= Objective =
Copy every line of the records below, word for word.

= Dataset entries =
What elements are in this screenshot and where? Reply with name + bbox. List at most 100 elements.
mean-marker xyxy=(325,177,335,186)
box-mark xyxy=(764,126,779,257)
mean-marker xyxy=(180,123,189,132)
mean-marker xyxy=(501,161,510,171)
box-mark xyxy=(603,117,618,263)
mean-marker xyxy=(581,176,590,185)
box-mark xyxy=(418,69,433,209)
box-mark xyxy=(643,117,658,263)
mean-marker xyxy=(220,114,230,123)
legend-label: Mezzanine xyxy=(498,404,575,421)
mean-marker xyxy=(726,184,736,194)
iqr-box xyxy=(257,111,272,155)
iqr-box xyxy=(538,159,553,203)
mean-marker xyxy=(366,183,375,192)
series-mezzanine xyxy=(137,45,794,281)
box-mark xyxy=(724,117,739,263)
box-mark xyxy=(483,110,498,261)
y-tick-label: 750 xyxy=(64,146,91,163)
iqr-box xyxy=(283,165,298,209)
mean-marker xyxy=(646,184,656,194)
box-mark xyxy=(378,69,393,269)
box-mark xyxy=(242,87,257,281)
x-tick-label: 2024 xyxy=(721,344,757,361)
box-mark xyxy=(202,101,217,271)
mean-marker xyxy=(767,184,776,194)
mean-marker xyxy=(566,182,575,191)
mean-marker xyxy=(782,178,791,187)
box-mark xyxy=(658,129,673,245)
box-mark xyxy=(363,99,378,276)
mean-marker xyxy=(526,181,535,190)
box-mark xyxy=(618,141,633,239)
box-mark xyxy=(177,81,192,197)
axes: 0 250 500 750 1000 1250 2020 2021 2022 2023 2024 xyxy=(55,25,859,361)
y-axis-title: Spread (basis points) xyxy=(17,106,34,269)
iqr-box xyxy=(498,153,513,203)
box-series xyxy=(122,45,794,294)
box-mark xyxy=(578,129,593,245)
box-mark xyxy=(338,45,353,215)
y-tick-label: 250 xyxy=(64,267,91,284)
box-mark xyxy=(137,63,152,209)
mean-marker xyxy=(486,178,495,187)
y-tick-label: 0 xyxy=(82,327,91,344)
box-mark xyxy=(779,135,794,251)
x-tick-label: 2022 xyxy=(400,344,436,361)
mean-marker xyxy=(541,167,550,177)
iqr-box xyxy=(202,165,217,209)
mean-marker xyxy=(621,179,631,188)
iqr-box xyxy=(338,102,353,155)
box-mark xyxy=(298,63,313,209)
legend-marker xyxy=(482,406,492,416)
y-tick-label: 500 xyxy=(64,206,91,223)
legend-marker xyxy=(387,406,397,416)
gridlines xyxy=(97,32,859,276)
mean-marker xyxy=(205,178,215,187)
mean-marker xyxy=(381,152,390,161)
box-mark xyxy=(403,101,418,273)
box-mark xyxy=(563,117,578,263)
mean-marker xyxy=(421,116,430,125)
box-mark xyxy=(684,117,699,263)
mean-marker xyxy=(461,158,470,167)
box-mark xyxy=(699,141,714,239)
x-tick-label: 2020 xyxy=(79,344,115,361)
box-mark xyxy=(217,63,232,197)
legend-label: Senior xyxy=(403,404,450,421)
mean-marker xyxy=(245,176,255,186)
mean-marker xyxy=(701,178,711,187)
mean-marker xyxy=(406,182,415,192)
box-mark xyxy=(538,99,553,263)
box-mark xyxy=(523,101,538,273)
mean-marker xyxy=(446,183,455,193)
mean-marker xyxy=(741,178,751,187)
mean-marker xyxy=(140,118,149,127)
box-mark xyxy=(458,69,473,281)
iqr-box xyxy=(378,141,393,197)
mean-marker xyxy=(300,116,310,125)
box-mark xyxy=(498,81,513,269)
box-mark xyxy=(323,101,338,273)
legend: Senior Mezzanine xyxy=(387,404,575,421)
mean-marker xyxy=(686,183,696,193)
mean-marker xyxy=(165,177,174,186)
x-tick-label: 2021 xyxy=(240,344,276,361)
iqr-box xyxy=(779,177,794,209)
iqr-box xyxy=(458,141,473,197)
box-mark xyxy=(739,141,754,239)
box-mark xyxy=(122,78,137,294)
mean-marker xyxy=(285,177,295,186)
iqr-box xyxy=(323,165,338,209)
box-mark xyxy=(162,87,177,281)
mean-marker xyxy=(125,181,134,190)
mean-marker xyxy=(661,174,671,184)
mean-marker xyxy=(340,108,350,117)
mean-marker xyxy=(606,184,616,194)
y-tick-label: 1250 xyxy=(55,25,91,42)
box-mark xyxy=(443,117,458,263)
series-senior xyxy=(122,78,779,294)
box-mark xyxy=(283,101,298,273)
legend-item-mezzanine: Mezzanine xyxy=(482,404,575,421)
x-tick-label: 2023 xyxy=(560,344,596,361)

= Task solution =
What elements are in this screenshot and where? Reply with name + bbox. List at most 100 elements.
mean-marker xyxy=(325,177,335,186)
box-mark xyxy=(764,126,779,257)
mean-marker xyxy=(180,123,189,132)
mean-marker xyxy=(501,161,510,171)
box-mark xyxy=(603,117,618,263)
mean-marker xyxy=(581,176,590,185)
box-mark xyxy=(418,69,433,209)
box-mark xyxy=(643,117,658,263)
mean-marker xyxy=(220,114,230,123)
legend-label: Mezzanine xyxy=(498,404,575,421)
mean-marker xyxy=(726,184,736,194)
iqr-box xyxy=(257,111,272,155)
iqr-box xyxy=(538,159,553,203)
mean-marker xyxy=(366,183,375,192)
series-mezzanine xyxy=(137,45,794,281)
box-mark xyxy=(724,117,739,263)
box-mark xyxy=(483,110,498,261)
y-tick-label: 750 xyxy=(64,146,91,163)
iqr-box xyxy=(283,165,298,209)
mean-marker xyxy=(646,184,656,194)
box-mark xyxy=(378,69,393,269)
box-mark xyxy=(242,87,257,281)
x-tick-label: 2024 xyxy=(721,344,757,361)
box-mark xyxy=(202,101,217,271)
mean-marker xyxy=(767,184,776,194)
mean-marker xyxy=(566,182,575,191)
mean-marker xyxy=(782,178,791,187)
box-mark xyxy=(658,129,673,245)
box-mark xyxy=(363,99,378,276)
mean-marker xyxy=(526,181,535,190)
box-mark xyxy=(618,141,633,239)
box-mark xyxy=(177,81,192,197)
axes: 0 250 500 750 1000 1250 2020 2021 2022 2023 2024 xyxy=(55,25,859,361)
y-axis-title: Spread (basis points) xyxy=(17,106,34,269)
iqr-box xyxy=(498,153,513,203)
box-series xyxy=(122,45,794,294)
box-mark xyxy=(578,129,593,245)
box-mark xyxy=(338,45,353,215)
y-tick-label: 250 xyxy=(64,267,91,284)
box-mark xyxy=(137,63,152,209)
mean-marker xyxy=(486,178,495,187)
y-tick-label: 0 xyxy=(82,327,91,344)
box-mark xyxy=(779,135,794,251)
x-tick-label: 2022 xyxy=(400,344,436,361)
mean-marker xyxy=(541,167,550,177)
iqr-box xyxy=(202,165,217,209)
mean-marker xyxy=(621,179,631,188)
iqr-box xyxy=(338,102,353,155)
box-mark xyxy=(298,63,313,209)
legend-marker xyxy=(482,406,492,416)
y-tick-label: 500 xyxy=(64,206,91,223)
legend-marker xyxy=(387,406,397,416)
gridlines xyxy=(97,32,859,276)
mean-marker xyxy=(205,178,215,187)
mean-marker xyxy=(381,152,390,161)
box-mark xyxy=(403,101,418,273)
box-mark xyxy=(563,117,578,263)
mean-marker xyxy=(421,116,430,125)
box-mark xyxy=(684,117,699,263)
mean-marker xyxy=(461,158,470,167)
box-mark xyxy=(699,141,714,239)
x-tick-label: 2020 xyxy=(79,344,115,361)
box-mark xyxy=(217,63,232,197)
legend-label: Senior xyxy=(403,404,450,421)
mean-marker xyxy=(245,176,255,186)
mean-marker xyxy=(701,178,711,187)
mean-marker xyxy=(406,182,415,192)
box-mark xyxy=(538,99,553,263)
box-mark xyxy=(523,101,538,273)
mean-marker xyxy=(446,183,455,193)
mean-marker xyxy=(741,178,751,187)
mean-marker xyxy=(140,118,149,127)
box-mark xyxy=(458,69,473,281)
iqr-box xyxy=(378,141,393,197)
mean-marker xyxy=(300,116,310,125)
box-mark xyxy=(498,81,513,269)
box-mark xyxy=(323,101,338,273)
legend: Senior Mezzanine xyxy=(387,404,575,421)
mean-marker xyxy=(686,183,696,193)
mean-marker xyxy=(165,177,174,186)
x-tick-label: 2021 xyxy=(240,344,276,361)
iqr-box xyxy=(779,177,794,209)
iqr-box xyxy=(458,141,473,197)
box-mark xyxy=(739,141,754,239)
box-mark xyxy=(122,78,137,294)
mean-marker xyxy=(285,177,295,186)
iqr-box xyxy=(323,165,338,209)
box-mark xyxy=(162,87,177,281)
mean-marker xyxy=(125,181,134,190)
mean-marker xyxy=(661,174,671,184)
mean-marker xyxy=(340,108,350,117)
mean-marker xyxy=(606,184,616,194)
y-tick-label: 1250 xyxy=(55,25,91,42)
box-mark xyxy=(443,117,458,263)
series-senior xyxy=(122,78,779,294)
box-mark xyxy=(283,101,298,273)
legend-item-mezzanine: Mezzanine xyxy=(482,404,575,421)
x-tick-label: 2023 xyxy=(560,344,596,361)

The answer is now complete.